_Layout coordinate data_
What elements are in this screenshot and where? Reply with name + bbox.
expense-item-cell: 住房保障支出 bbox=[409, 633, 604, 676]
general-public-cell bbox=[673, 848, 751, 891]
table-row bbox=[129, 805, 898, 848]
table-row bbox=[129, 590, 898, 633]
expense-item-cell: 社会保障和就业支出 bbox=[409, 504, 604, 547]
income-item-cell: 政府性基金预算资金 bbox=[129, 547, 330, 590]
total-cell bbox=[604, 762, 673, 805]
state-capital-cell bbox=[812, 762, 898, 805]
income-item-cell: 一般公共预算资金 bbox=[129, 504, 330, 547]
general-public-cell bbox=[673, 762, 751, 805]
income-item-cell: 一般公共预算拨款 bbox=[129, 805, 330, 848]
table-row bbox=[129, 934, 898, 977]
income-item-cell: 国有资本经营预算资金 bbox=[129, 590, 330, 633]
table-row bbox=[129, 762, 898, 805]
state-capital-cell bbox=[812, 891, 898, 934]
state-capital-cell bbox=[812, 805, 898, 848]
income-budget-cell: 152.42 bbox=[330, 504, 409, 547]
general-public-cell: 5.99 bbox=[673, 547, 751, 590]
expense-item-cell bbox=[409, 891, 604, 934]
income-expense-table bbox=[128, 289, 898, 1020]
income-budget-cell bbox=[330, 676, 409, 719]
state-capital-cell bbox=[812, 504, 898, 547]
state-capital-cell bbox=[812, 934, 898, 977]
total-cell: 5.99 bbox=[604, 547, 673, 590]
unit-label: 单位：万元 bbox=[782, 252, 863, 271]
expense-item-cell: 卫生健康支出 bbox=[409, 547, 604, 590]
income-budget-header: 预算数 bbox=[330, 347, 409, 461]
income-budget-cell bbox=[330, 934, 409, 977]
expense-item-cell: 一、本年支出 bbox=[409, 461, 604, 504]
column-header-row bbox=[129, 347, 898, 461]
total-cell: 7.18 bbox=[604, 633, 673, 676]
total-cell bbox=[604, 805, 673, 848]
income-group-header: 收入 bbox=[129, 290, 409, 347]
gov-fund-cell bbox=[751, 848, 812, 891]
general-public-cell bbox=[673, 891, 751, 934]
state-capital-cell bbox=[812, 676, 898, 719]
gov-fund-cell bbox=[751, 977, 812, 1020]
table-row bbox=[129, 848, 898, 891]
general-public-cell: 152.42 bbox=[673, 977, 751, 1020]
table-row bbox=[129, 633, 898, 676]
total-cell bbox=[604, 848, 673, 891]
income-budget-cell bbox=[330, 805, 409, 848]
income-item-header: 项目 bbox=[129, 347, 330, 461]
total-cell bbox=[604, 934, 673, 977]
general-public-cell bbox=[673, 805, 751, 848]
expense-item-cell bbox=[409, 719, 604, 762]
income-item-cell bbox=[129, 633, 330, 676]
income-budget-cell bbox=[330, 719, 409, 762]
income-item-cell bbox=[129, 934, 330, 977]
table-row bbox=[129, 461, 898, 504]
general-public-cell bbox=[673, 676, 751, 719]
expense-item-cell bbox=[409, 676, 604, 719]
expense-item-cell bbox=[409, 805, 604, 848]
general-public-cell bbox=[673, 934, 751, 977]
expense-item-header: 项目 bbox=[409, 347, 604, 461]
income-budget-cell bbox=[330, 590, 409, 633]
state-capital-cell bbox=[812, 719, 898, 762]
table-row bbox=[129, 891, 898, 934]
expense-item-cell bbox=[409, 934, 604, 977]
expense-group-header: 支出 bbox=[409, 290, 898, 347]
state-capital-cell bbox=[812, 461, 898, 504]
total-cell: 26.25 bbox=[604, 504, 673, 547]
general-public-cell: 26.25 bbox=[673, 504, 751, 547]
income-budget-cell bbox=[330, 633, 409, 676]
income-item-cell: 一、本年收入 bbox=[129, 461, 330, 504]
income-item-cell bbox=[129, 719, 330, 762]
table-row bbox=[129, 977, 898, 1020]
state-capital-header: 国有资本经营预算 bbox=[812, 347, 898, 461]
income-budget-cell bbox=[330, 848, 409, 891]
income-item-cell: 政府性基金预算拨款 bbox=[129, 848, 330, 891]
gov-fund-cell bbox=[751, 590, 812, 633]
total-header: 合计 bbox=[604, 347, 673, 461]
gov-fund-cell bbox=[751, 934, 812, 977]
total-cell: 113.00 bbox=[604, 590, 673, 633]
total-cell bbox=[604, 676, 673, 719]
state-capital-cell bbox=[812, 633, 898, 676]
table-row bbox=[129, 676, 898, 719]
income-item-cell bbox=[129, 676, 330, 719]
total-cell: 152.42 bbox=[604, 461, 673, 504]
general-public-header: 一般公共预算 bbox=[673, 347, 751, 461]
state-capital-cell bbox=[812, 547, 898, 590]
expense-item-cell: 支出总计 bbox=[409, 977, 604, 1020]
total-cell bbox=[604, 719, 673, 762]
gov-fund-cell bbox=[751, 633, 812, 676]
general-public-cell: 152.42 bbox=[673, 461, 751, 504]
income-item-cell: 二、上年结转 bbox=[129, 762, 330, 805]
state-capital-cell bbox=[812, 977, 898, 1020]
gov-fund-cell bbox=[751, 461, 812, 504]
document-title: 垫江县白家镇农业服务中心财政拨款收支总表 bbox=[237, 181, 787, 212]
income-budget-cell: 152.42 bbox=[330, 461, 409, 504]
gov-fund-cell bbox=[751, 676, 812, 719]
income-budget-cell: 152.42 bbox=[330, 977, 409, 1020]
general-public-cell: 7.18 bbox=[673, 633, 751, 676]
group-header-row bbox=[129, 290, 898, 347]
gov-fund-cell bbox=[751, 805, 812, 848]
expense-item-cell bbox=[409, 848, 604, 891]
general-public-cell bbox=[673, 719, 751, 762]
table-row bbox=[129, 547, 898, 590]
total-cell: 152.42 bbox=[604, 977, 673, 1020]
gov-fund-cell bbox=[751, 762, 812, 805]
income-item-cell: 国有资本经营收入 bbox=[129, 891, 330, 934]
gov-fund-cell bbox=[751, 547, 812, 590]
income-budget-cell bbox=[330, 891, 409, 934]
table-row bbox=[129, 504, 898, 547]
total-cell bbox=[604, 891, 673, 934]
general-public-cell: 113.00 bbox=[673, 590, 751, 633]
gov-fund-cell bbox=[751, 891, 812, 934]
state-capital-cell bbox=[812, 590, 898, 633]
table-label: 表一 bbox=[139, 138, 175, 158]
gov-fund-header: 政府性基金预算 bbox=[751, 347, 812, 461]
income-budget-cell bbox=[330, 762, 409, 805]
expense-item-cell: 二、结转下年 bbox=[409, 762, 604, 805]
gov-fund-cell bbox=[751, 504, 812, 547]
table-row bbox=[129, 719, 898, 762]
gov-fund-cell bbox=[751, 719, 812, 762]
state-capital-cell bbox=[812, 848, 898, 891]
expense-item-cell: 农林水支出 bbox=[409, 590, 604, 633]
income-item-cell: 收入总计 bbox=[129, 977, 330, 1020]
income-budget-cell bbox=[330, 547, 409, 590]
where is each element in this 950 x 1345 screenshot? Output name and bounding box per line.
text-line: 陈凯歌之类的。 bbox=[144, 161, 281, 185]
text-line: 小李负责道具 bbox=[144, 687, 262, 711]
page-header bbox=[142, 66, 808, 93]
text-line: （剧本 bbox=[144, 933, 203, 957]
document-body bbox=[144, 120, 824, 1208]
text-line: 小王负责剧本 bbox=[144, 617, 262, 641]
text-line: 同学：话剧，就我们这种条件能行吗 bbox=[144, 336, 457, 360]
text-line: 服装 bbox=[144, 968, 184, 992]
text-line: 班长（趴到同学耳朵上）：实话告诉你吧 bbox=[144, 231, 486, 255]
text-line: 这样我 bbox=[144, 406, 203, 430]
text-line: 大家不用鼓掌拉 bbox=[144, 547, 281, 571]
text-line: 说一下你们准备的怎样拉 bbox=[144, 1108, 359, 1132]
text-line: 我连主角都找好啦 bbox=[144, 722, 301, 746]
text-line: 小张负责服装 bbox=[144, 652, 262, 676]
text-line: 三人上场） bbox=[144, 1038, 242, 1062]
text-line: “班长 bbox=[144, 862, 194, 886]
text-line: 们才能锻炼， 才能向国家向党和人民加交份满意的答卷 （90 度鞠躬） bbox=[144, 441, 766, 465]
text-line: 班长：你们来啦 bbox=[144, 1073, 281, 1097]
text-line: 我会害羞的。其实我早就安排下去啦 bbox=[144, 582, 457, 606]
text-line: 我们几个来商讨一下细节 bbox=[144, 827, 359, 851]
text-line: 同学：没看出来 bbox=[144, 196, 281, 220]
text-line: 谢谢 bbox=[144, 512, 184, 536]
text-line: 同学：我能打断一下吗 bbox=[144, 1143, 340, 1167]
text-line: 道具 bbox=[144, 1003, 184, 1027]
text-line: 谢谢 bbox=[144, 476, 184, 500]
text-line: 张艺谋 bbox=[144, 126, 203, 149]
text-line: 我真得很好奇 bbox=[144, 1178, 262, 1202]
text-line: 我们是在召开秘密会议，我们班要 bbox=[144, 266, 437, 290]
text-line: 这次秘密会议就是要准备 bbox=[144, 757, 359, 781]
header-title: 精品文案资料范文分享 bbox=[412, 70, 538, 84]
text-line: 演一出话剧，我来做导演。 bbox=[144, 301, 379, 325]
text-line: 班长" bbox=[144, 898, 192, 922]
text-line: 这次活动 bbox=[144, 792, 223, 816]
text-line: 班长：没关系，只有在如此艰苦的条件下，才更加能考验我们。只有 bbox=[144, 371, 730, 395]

_Problem requirements_
Lay out the lines from the start of the records through the line containing "income-item-cell: 一般公共预算拨款 bbox=[129, 805, 330, 848]" as a JSON list of strings, one string per line, omitting any blank lines.

_Written response_
[
  "What elements are in this screenshot and where? Reply with name + bbox.",
  "expense-item-cell: 住房保障支出 bbox=[409, 633, 604, 676]",
  "general-public-cell bbox=[673, 848, 751, 891]",
  "table-row bbox=[129, 805, 898, 848]",
  "table-row bbox=[129, 590, 898, 633]",
  "expense-item-cell: 社会保障和就业支出 bbox=[409, 504, 604, 547]",
  "income-item-cell: 政府性基金预算资金 bbox=[129, 547, 330, 590]",
  "total-cell bbox=[604, 762, 673, 805]",
  "state-capital-cell bbox=[812, 762, 898, 805]",
  "income-item-cell: 一般公共预算资金 bbox=[129, 504, 330, 547]",
  "general-public-cell bbox=[673, 762, 751, 805]",
  "income-item-cell: 一般公共预算拨款 bbox=[129, 805, 330, 848]"
]